(Dataset excerpt)
___

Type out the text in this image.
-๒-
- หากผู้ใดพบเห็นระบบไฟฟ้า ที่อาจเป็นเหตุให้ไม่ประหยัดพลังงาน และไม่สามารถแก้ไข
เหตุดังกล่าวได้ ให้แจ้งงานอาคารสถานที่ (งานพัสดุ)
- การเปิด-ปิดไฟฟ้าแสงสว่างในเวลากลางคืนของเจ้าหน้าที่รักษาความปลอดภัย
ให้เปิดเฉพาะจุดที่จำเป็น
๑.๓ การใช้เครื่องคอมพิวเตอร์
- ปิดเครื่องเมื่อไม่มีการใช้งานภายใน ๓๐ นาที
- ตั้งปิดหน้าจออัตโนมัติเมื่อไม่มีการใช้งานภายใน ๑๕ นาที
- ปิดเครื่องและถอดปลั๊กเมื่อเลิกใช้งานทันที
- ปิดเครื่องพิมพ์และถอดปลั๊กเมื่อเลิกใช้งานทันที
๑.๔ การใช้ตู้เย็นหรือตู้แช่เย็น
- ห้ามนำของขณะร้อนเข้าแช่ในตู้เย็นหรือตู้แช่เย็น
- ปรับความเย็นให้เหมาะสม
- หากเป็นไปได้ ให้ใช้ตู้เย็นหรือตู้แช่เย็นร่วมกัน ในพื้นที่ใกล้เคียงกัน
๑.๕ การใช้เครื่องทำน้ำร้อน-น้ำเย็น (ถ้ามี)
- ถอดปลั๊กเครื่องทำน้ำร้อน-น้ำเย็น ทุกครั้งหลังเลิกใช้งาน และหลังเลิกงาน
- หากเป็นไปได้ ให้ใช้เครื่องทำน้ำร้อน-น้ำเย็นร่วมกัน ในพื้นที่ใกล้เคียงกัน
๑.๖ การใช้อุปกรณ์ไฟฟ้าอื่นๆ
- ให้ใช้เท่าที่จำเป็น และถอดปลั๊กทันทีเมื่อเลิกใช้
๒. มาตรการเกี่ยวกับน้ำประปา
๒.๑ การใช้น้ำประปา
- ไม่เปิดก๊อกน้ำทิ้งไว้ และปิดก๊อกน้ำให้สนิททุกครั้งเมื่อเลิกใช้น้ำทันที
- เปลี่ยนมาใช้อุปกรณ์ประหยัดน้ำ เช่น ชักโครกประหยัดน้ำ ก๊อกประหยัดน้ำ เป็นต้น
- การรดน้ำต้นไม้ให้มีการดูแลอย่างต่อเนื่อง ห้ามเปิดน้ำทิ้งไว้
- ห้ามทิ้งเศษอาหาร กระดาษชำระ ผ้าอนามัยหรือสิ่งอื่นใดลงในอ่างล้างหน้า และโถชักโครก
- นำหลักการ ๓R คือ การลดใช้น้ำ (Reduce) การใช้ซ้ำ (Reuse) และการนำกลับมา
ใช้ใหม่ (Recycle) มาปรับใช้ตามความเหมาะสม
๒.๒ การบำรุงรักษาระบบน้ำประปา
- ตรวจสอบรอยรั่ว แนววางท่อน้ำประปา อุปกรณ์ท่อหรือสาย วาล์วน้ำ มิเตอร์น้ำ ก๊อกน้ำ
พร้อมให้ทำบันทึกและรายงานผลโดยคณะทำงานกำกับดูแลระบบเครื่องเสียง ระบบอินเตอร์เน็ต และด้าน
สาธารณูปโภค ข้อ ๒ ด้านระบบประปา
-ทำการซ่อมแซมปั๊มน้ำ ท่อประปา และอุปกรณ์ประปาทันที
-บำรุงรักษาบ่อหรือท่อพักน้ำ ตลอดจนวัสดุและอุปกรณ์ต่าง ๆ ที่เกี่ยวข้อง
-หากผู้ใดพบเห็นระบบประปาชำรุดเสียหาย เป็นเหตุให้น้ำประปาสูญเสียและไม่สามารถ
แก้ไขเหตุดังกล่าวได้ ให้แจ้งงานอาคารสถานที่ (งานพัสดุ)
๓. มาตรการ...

___

## EXERCISE INSTRUCTIONS
Copy all lines from the material that contain "จำเป".

## REPLY TO THE TASK
ให้เปิดเฉพาะจุดที่จำเป็น
- ให้ใช้เท่าที่จำเป็น และถอดปลั๊กทันทีเมื่อเลิกใช้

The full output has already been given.